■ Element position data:
---------------

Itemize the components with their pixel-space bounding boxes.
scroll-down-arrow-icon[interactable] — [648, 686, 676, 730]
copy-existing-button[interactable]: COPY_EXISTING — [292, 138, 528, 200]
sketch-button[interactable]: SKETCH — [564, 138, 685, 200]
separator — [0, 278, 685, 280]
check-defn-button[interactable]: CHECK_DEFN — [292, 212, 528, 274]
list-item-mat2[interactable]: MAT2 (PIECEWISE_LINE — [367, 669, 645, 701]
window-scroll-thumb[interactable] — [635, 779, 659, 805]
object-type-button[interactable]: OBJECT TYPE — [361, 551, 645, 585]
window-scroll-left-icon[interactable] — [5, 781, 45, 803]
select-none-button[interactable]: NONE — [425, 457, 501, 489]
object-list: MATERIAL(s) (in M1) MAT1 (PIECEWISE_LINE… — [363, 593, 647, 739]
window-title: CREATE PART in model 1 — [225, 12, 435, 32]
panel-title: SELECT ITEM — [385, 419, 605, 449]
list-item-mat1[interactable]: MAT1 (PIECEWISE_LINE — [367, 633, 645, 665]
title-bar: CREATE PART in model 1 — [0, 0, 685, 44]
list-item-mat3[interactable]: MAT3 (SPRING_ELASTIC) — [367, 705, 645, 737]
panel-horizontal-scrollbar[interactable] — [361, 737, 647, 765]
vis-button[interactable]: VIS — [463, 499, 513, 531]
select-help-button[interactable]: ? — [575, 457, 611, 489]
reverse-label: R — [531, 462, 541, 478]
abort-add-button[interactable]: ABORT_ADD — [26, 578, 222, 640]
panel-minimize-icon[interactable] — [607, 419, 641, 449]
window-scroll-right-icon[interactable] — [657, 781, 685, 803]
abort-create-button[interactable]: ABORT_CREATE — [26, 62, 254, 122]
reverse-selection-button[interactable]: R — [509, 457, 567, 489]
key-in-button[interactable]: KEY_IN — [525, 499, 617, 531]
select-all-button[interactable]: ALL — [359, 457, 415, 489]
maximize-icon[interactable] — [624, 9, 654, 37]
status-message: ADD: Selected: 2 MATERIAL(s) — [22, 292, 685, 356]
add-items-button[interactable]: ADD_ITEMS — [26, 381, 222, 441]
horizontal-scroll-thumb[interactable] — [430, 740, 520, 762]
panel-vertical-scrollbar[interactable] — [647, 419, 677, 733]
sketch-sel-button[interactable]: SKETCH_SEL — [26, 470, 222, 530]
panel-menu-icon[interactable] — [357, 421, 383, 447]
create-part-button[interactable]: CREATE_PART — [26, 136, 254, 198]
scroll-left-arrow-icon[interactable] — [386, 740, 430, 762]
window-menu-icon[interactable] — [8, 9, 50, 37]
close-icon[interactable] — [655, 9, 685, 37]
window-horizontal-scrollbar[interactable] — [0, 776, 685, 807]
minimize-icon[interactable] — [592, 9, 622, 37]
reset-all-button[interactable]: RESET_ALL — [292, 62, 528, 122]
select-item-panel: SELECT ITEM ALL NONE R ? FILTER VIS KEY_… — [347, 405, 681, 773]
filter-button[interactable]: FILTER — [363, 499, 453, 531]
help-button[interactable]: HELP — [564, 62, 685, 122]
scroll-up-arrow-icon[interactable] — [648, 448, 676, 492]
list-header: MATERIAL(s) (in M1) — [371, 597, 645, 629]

---------------

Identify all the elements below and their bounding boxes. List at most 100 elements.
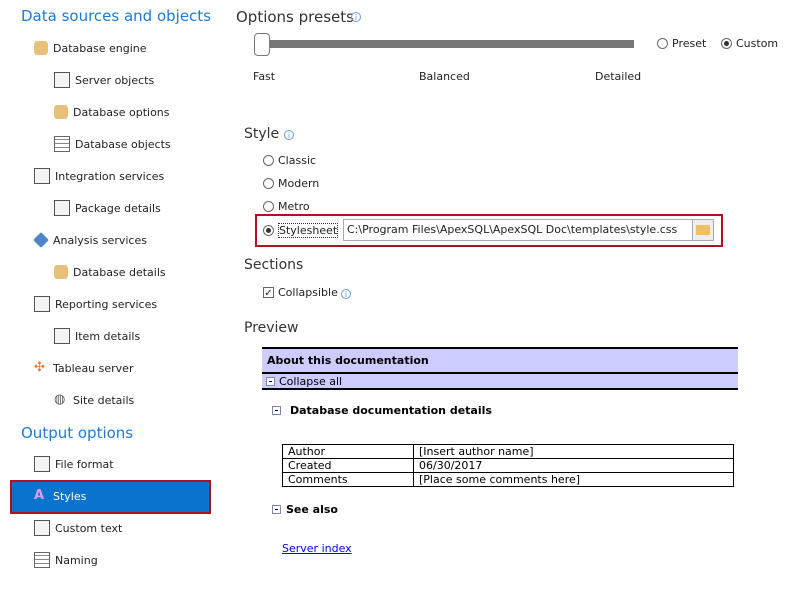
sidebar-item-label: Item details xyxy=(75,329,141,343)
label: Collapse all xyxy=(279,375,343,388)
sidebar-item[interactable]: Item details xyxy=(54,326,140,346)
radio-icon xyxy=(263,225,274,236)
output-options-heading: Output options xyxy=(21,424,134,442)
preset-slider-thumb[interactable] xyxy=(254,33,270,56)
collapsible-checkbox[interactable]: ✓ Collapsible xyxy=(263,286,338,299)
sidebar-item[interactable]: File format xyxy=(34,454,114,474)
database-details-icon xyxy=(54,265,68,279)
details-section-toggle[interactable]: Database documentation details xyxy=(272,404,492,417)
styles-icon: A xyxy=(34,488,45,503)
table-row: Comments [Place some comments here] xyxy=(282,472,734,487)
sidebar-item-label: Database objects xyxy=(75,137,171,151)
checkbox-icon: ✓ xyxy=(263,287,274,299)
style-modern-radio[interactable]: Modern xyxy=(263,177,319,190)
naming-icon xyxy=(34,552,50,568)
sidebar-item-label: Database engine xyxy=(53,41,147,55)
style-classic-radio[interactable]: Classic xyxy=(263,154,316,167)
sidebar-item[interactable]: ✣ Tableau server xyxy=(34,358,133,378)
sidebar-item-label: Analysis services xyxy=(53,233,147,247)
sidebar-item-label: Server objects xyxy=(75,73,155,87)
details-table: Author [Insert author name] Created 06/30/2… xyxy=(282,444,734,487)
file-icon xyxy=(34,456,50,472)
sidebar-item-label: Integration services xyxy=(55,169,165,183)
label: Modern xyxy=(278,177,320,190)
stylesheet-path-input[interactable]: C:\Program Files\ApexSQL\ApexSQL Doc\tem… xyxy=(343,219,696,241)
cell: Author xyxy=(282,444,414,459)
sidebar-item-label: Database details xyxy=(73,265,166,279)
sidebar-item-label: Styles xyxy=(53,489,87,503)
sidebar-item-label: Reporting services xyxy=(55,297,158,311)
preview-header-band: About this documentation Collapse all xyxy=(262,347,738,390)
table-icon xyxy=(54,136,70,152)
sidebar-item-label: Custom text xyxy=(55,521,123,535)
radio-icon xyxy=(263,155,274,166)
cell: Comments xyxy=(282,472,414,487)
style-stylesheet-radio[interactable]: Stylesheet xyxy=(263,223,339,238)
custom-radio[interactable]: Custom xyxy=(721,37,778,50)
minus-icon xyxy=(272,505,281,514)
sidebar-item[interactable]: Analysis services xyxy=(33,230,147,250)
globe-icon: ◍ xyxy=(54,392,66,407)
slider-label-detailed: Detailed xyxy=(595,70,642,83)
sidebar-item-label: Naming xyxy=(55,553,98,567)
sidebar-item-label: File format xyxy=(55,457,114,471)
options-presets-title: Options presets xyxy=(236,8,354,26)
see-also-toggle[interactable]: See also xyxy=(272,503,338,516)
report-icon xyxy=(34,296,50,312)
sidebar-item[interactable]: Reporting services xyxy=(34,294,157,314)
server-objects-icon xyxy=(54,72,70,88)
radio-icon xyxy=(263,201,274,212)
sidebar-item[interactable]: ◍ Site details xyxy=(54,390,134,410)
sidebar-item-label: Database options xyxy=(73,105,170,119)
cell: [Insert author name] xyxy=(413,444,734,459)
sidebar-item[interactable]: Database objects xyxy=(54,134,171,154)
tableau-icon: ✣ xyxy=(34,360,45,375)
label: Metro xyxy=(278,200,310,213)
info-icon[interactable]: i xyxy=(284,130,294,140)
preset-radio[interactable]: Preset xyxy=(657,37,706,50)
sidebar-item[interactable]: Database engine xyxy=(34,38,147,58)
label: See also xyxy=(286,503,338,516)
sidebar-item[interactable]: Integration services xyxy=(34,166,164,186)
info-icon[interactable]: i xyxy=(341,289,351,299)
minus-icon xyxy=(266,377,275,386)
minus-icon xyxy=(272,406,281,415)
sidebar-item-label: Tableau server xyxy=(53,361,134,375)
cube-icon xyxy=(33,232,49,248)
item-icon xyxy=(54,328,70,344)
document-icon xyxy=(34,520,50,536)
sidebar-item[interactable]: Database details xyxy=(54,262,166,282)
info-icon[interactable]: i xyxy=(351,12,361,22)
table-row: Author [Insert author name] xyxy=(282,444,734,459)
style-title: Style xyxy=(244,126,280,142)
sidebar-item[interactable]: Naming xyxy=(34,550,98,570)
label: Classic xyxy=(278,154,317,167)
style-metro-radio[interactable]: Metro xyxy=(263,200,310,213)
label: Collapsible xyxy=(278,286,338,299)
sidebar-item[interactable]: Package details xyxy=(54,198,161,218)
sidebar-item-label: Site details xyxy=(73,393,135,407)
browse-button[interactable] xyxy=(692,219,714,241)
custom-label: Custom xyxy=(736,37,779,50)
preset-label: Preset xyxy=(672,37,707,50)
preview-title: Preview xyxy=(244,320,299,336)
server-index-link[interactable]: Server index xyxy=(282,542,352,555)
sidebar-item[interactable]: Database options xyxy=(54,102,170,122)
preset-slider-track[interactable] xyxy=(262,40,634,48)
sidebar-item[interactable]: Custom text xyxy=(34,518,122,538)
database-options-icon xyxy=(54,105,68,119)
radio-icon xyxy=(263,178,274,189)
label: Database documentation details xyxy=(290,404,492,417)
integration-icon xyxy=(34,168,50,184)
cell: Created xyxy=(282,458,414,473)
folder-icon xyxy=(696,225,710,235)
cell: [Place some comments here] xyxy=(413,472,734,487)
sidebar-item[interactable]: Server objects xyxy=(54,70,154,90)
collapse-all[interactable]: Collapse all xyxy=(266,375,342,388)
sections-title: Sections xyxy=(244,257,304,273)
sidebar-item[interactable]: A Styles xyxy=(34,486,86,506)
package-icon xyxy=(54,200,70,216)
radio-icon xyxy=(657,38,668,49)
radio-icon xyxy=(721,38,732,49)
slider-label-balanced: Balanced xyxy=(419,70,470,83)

---------------

■ Objective:
Put into a Markdown table with the columns Row and Line only the lines starting with the one that contains "sidebar-item-label: Item details" and going on through the one that contains "styles-icon: A xyxy=(34,488,45,503)", skipping any blank lines.

■ Expected answer:
| Row | Line |
|---|---|
| 1 | sidebar-item-label: Item details xyxy=(75,329,141,343) |
| 2 | label: Collapse all xyxy=(279,375,343,388) |
| 3 | sidebar-item[interactable]: Item details xyxy=(54,326,140,346) |
| 4 | radio-icon xyxy=(263,225,274,236) |
| 5 | output-options-heading: Output options xyxy=(21,424,134,442) |
| 6 | preset-slider-thumb[interactable] xyxy=(254,33,270,56) |
| 7 | collapsible-checkbox[interactable]: ✓ Collapsible xyxy=(263,286,338,299) |
| 8 | sidebar-item[interactable]: File format xyxy=(34,454,114,474) |
| 9 | database-details-icon xyxy=(54,265,68,279) |
| 10 | details-section-toggle[interactable]: Database documentation details xyxy=(272,404,492,417) |
| 11 | styles-icon: A xyxy=(34,488,45,503) |